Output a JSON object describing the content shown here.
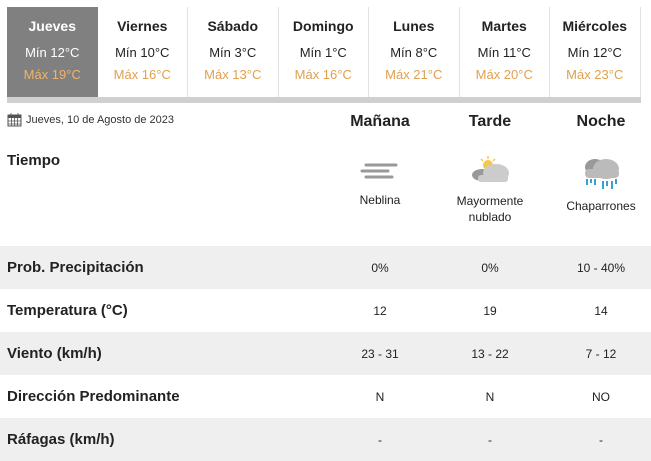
{
  "days": [
    {
      "day": "Jueves",
      "min": "Mín 12°C",
      "max": "Máx 19°C",
      "active": true
    },
    {
      "day": "Viernes",
      "min": "Mín 10°C",
      "max": "Máx 16°C"
    },
    {
      "day": "Sábado",
      "min": "Mín 3°C",
      "max": "Máx 13°C"
    },
    {
      "day": "Domingo",
      "min": "Mín 1°C",
      "max": "Máx 16°C"
    },
    {
      "day": "Lunes",
      "min": "Mín 8°C",
      "max": "Máx 21°C"
    },
    {
      "day": "Martes",
      "min": "Mín 11°C",
      "max": "Máx 20°C"
    },
    {
      "day": "Miércoles",
      "min": "Mín 12°C",
      "max": "Máx 23°C"
    }
  ],
  "date": "Jueves, 10 de Agosto de 2023",
  "columns": [
    "Mañana",
    "Tarde",
    "Noche"
  ],
  "weather": {
    "label": "Tiempo",
    "items": [
      {
        "text": "Neblina",
        "icon": "fog-icon"
      },
      {
        "text": "Mayormente nublado",
        "icon": "mostly-cloudy-icon"
      },
      {
        "text": "Chaparrones",
        "icon": "showers-icon"
      }
    ]
  },
  "rows": [
    {
      "label": "Prob. Precipitación",
      "values": [
        "0%",
        "0%",
        "10 - 40%"
      ]
    },
    {
      "label": "Temperatura (°C)",
      "values": [
        "12",
        "19",
        "14"
      ]
    },
    {
      "label": "Viento (km/h)",
      "values": [
        "23 - 31",
        "13 - 22",
        "7 - 12"
      ]
    },
    {
      "label": "Dirección Predominante",
      "values": [
        "N",
        "N",
        "NO"
      ]
    },
    {
      "label": "Ráfagas (km/h)",
      "values": [
        "-",
        "-",
        "-"
      ]
    }
  ],
  "colors": {
    "active_tab": "#808080",
    "max_temp": "#e0a050",
    "row_alt": "#efefef"
  }
}
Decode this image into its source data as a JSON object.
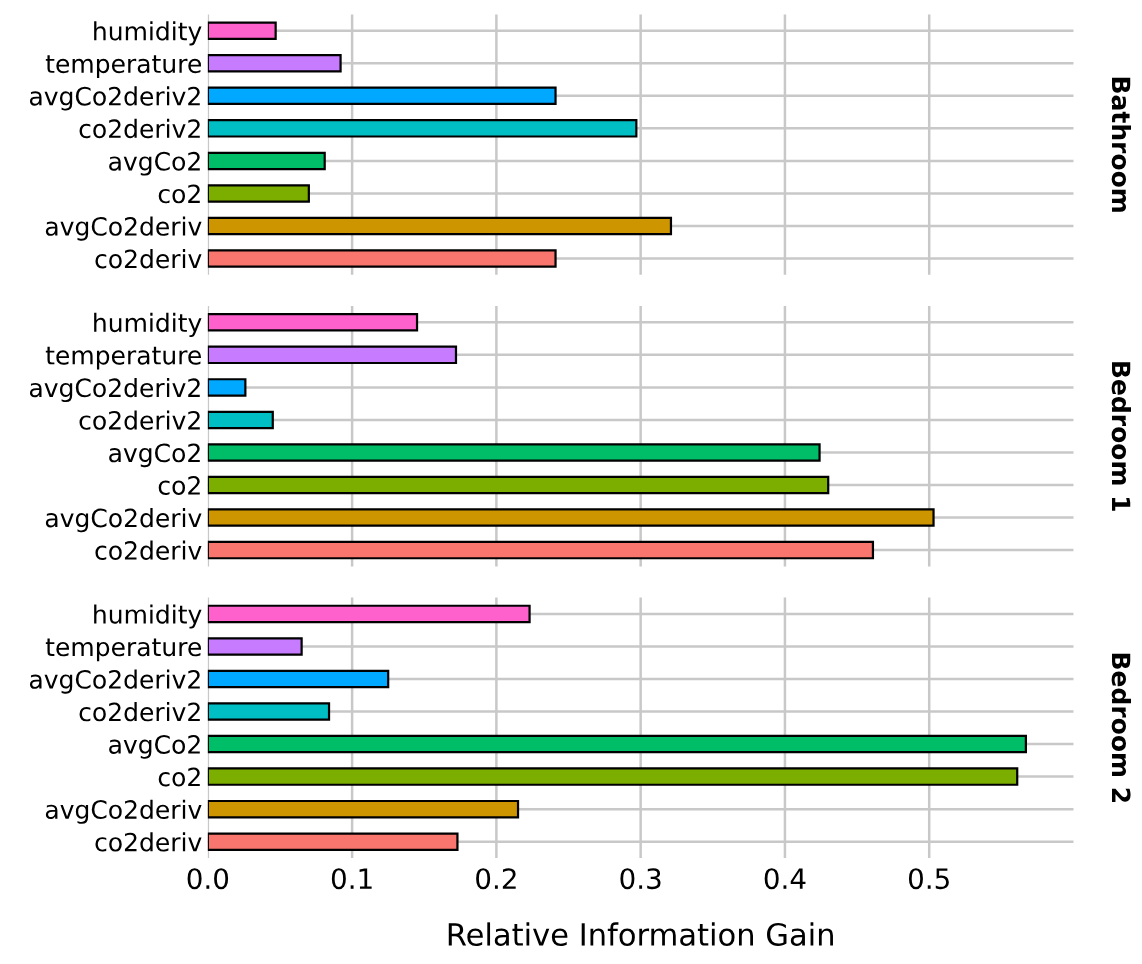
{
  "chart_data": [
    {
      "type": "bar",
      "orientation": "horizontal",
      "y2label": "Bathroom",
      "categories": [
        "humidity",
        "temperature",
        "avgCo2deriv2",
        "co2deriv2",
        "avgCo2",
        "co2",
        "avgCo2deriv",
        "co2deriv"
      ],
      "values": [
        0.047,
        0.092,
        0.241,
        0.297,
        0.081,
        0.07,
        0.321,
        0.241
      ],
      "colors": [
        "#ff61cc",
        "#c77cff",
        "#00a9ff",
        "#00bfc4",
        "#00be67",
        "#7cae00",
        "#cd9600",
        "#f8766d"
      ],
      "xlim": [
        0,
        0.6
      ],
      "xticks": [
        0.0,
        0.1,
        0.2,
        0.3,
        0.4,
        0.5
      ],
      "tick_labels": "y",
      "grid": true
    },
    {
      "type": "bar",
      "orientation": "horizontal",
      "y2label": "Bedroom 1",
      "categories": [
        "humidity",
        "temperature",
        "avgCo2deriv2",
        "co2deriv2",
        "avgCo2",
        "co2",
        "avgCo2deriv",
        "co2deriv"
      ],
      "values": [
        0.145,
        0.172,
        0.026,
        0.045,
        0.424,
        0.43,
        0.503,
        0.461
      ],
      "colors": [
        "#ff61cc",
        "#c77cff",
        "#00a9ff",
        "#00bfc4",
        "#00be67",
        "#7cae00",
        "#cd9600",
        "#f8766d"
      ],
      "xlim": [
        0,
        0.6
      ],
      "xticks": [
        0.0,
        0.1,
        0.2,
        0.3,
        0.4,
        0.5
      ],
      "tick_labels": "y",
      "grid": true
    },
    {
      "type": "bar",
      "orientation": "horizontal",
      "y2label": "Bedroom 2",
      "xlabel": "Relative Information Gain",
      "categories": [
        "humidity",
        "temperature",
        "avgCo2deriv2",
        "co2deriv2",
        "avgCo2",
        "co2",
        "avgCo2deriv",
        "co2deriv"
      ],
      "values": [
        0.223,
        0.065,
        0.125,
        0.084,
        0.567,
        0.561,
        0.215,
        0.173
      ],
      "colors": [
        "#ff61cc",
        "#c77cff",
        "#00a9ff",
        "#00bfc4",
        "#00be67",
        "#7cae00",
        "#cd9600",
        "#f8766d"
      ],
      "xlim": [
        0,
        0.6
      ],
      "xticks": [
        {
          "value": 0,
          "label": "0.0"
        },
        0.1,
        0.2,
        0.3,
        0.4,
        0.5
      ],
      "grid": true
    }
  ]
}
==*==
• Task prompt: Copy every entry exactly as written. Pictures are excluded.

• Task solution:
Output a JSON object describing the content shown here.
{
  "days": [
    {
      "day": "Jueves",
      "min": "Mín 12°C",
      "max": "Máx 19°C",
      "active": true
    },
    {
      "day": "Viernes",
      "min": "Mín 10°C",
      "max": "Máx 16°C"
    },
    {
      "day": "Sábado",
      "min": "Mín 3°C",
      "max": "Máx 13°C"
    },
    {
      "day": "Domingo",
      "min": "Mín 1°C",
      "max": "Máx 16°C"
    },
    {
      "day": "Lunes",
      "min": "Mín 8°C",
      "max": "Máx 21°C"
    },
    {
      "day": "Martes",
      "min": "Mín 11°C",
      "max": "Máx 20°C"
    },
    {
      "day": "Miércoles",
      "min": "Mín 12°C",
      "max": "Máx 23°C"
    }
  ],
  "date": "Jueves, 10 de Agosto de 2023",
  "columns": [
    "Mañana",
    "Tarde",
    "Noche"
  ],
  "weather": {
    "label": "Tiempo",
    "items": [
      {
        "text": "Neblina",
        "icon": "fog-icon"
      },
      {
        "text": "Mayormente nublado",
        "icon": "mostly-cloudy-icon"
      },
      {
        "text": "Chaparrones",
        "icon": "showers-icon"
      }
    ]
  },
  "rows": [
    {
      "label": "Prob. Precipitación",
      "values": [
        "0%",
        "0%",
        "10 - 40%"
      ]
    },
    {
      "label": "Temperatura (°C)",
      "values": [
        "12",
        "19",
        "14"
      ]
    },
    {
      "label": "Viento (km/h)",
      "values": [
        "23 - 31",
        "13 - 22",
        "7 - 12"
      ]
    },
    {
      "label": "Dirección Predominante",
      "values": [
        "N",
        "N",
        "NO"
      ]
    },
    {
      "label": "Ráfagas (km/h)",
      "values": [
        "-",
        "-",
        "-"
      ]
    }
  ],
  "colors": {
    "active_tab": "#808080",
    "max_temp": "#e0a050",
    "row_alt": "#efefef"
  }
}
Decode this image into its source data as a JSON object.
{
  "chart_data": [
    {
      "type": "bar",
      "orientation": "horizontal",
      "y2label": "Bathroom",
      "categories": [
        "humidity",
        "temperature",
        "avgCo2deriv2",
        "co2deriv2",
        "avgCo2",
        "co2",
        "avgCo2deriv",
        "co2deriv"
      ],
      "values": [
        0.047,
        0.092,
        0.241,
        0.297,
        0.081,
        0.07,
        0.321,
        0.241
      ],
      "colors": [
        "#ff61cc",
        "#c77cff",
        "#00a9ff",
        "#00bfc4",
        "#00be67",
        "#7cae00",
        "#cd9600",
        "#f8766d"
      ],
      "xlim": [
        0,
        0.6
      ],
      "xticks": [
        0.0,
        0.1,
        0.2,
        0.3,
        0.4,
        0.5
      ],
      "tick_labels": "y",
      "grid": true
    },
    {
      "type": "bar",
      "orientation": "horizontal",
      "y2label": "Bedroom 1",
      "categories": [
        "humidity",
        "temperature",
        "avgCo2deriv2",
        "co2deriv2",
        "avgCo2",
        "co2",
        "avgCo2deriv",
        "co2deriv"
      ],
      "values": [
        0.145,
        0.172,
        0.026,
        0.045,
        0.424,
        0.43,
        0.503,
        0.461
      ],
      "colors": [
        "#ff61cc",
        "#c77cff",
        "#00a9ff",
        "#00bfc4",
        "#00be67",
        "#7cae00",
        "#cd9600",
        "#f8766d"
      ],
      "xlim": [
        0,
        0.6
      ],
      "xticks": [
        0.0,
        0.1,
        0.2,
        0.3,
        0.4,
        0.5
      ],
      "tick_labels": "y",
      "grid": true
    },
    {
      "type": "bar",
      "orientation": "horizontal",
      "y2label": "Bedroom 2",
      "xlabel": "Relative Information Gain",
      "categories": [
        "humidity",
        "temperature",
        "avgCo2deriv2",
        "co2deriv2",
        "avgCo2",
        "co2",
        "avgCo2deriv",
        "co2deriv"
      ],
      "values": [
        0.223,
        0.065,
        0.125,
        0.084,
        0.567,
        0.561,
        0.215,
        0.173
      ],
      "colors": [
        "#ff61cc",
        "#c77cff",
        "#00a9ff",
        "#00bfc4",
        "#00be67",
        "#7cae00",
        "#cd9600",
        "#f8766d"
      ],
      "xlim": [
        0,
        0.6
      ],
      "xticks": [
        {
          "value": 0,
          "label": "0.0"
        },
        0.1,
        0.2,
        0.3,
        0.4,
        0.5
      ],
      "grid": true
    }
  ]
}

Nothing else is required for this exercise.